Short exercise:
Restate the data exactly as given and keep the pictures out.
──────── Material for this task
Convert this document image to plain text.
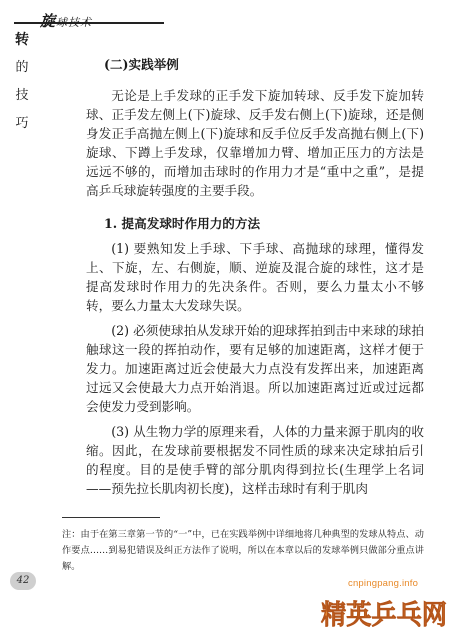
旋球技术
转
的
技
巧
(二)实践举例

无论是上手发球的正手发下旋加转球、反手发下旋加转球、正手发左侧上(下)旋球、反手发右侧上(下)旋球，还是侧身发正手高抛左侧上(下)旋球和反手位反手发高抛右侧上(下)旋球、下蹲上手发球，仅靠增加力臂、增加正压力的方法是远远不够的，而增加击球时的作用力才是“重中之重”，是提高乒乓球旋转强度的主要手段。

1. 提高发球时作用力的方法

(1) 要熟知发上手球、下手球、高抛球的球理，懂得发上、下旋，左、右侧旋，顺、逆旋及混合旋的球性，这才是提高发球时作用力的先决条件。否则，要么力量太小不够转，要么力量太大发球失误。

(2) 必须使球拍从发球开始的迎球挥拍到击中来球的球拍触球这一段的挥拍动作，要有足够的加速距离，这样才便于发力。加速距离过近会使最大力点没有发挥出来，加速距离过远又会使最大力点开始消退。所以加速距离过近或过远都会使发力受到影响。

(3) 从生物力学的原理来看，人体的力量来源于肌肉的收缩。因此，在发球前要根据发不同性质的球来决定球拍后引的程度。目的是使手臂的部分肌肉得到拉长(生理学上名词——预先拉长肌肉初长度)，这样击球时有利于肌肉

注：由于在第三章第一节的“一”中，已在实践举例中详细地将几种典型的发球从特点、动作要点……到易犯错误及纠正方法作了说明，所以在本章以后的发球举例只做部分重点讲解。
42	cnpingpang.info
精英乒乓网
────────────────
Solution to the problem:
Convert this document image to plain text.
旋球技术
转
的
技
巧
(二)实践举例

无论是上手发球的正手发下旋加转球、反手发下旋加转球、正手发左侧上(下)旋球、反手发右侧上(下)旋球，还是侧身发正手高抛左侧上(下)旋球和反手位反手发高抛右侧上(下)旋球、下蹲上手发球，仅靠增加力臂、增加正压力的方法是远远不够的，而增加击球时的作用力才是“重中之重”，是提高乒乓球旋转强度的主要手段。

1. 提高发球时作用力的方法

(1) 要熟知发上手球、下手球、高抛球的球理，懂得发上、下旋，左、右侧旋，顺、逆旋及混合旋的球性，这才是提高发球时作用力的先决条件。否则，要么力量太小不够转，要么力量太大发球失误。

(2) 必须使球拍从发球开始的迎球挥拍到击中来球的球拍触球这一段的挥拍动作，要有足够的加速距离，这样才便于发力。加速距离过近会使最大力点没有发挥出来，加速距离过远又会使最大力点开始消退。所以加速距离过近或过远都会使发力受到影响。

(3) 从生物力学的原理来看，人体的力量来源于肌肉的收缩。因此，在发球前要根据发不同性质的球来决定球拍后引的程度。目的是使手臂的部分肌肉得到拉长(生理学上名词——预先拉长肌肉初长度)，这样击球时有利于肌肉

注：由于在第三章第一节的“一”中，已在实践举例中详细地将几种典型的发球从特点、动作要点……到易犯错误及纠正方法作了说明，所以在本章以后的发球举例只做部分重点讲解。
42	cnpingpang.info
精英乒乓网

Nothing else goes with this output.